Retype all of the data. Every line must match exactly.

Raw records:
::::::::::

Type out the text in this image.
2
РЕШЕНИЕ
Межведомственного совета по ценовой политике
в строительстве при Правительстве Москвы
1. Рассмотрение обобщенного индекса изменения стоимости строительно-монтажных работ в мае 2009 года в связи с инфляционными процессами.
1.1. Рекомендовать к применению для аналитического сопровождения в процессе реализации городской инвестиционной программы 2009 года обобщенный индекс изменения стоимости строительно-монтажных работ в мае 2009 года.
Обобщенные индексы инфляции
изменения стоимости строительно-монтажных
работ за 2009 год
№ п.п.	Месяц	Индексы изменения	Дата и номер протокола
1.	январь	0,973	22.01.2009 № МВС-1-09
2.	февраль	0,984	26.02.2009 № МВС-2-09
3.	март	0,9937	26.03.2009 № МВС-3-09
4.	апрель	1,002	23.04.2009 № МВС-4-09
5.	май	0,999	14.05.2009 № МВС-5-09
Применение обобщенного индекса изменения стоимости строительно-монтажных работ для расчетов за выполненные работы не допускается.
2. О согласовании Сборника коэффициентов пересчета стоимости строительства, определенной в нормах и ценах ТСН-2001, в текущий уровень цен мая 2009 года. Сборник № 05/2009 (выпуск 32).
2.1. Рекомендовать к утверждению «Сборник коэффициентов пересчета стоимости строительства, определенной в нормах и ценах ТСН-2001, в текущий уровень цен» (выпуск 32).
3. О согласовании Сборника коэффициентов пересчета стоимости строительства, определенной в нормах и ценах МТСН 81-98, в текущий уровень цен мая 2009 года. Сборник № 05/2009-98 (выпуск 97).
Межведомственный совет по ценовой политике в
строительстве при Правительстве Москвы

::::::::::

Answer to this problem:
Type out the text in this image.
2
РЕШЕНИЕ
Межведомственного совета по ценовой политике
в строительстве при Правительстве Москвы
1. Рассмотрение обобщенного индекса изменения стоимости строительно-монтажных работ в мае 2009 года в связи с инфляционными процессами.
1.1. Рекомендовать к применению для аналитического сопровождения в процессе реализации городской инвестиционной программы 2009 года обобщенный индекс изменения стоимости строительно-монтажных работ в мае 2009 года.
Обобщенные индексы инфляции
изменения стоимости строительно-монтажных
работ за 2009 год
№ п.п.	Месяц	Индексы изменения	Дата и номер протокола
1.	январь	0,973	22.01.2009 № МВС-1-09
2.	февраль	0,984	26.02.2009 № МВС-2-09
3.	март	0,9937	26.03.2009 № МВС-3-09
4.	апрель	1,002	23.04.2009 № МВС-4-09
5.	май	0,999	14.05.2009 № МВС-5-09
Применение обобщенного индекса изменения стоимости строительно-монтажных работ для расчетов за выполненные работы не допускается.
2. О согласовании Сборника коэффициентов пересчета стоимости строительства, определенной в нормах и ценах ТСН-2001, в текущий уровень цен мая 2009 года. Сборник № 05/2009 (выпуск 32).
2.1. Рекомендовать к утверждению «Сборник коэффициентов пересчета стоимости строительства, определенной в нормах и ценах ТСН-2001, в текущий уровень цен» (выпуск 32).
3. О согласовании Сборника коэффициентов пересчета стоимости строительства, определенной в нормах и ценах МТСН 81-98, в текущий уровень цен мая 2009 года. Сборник № 05/2009-98 (выпуск 97).
Межведомственный совет по ценовой политике в
строительстве при Правительстве Москвы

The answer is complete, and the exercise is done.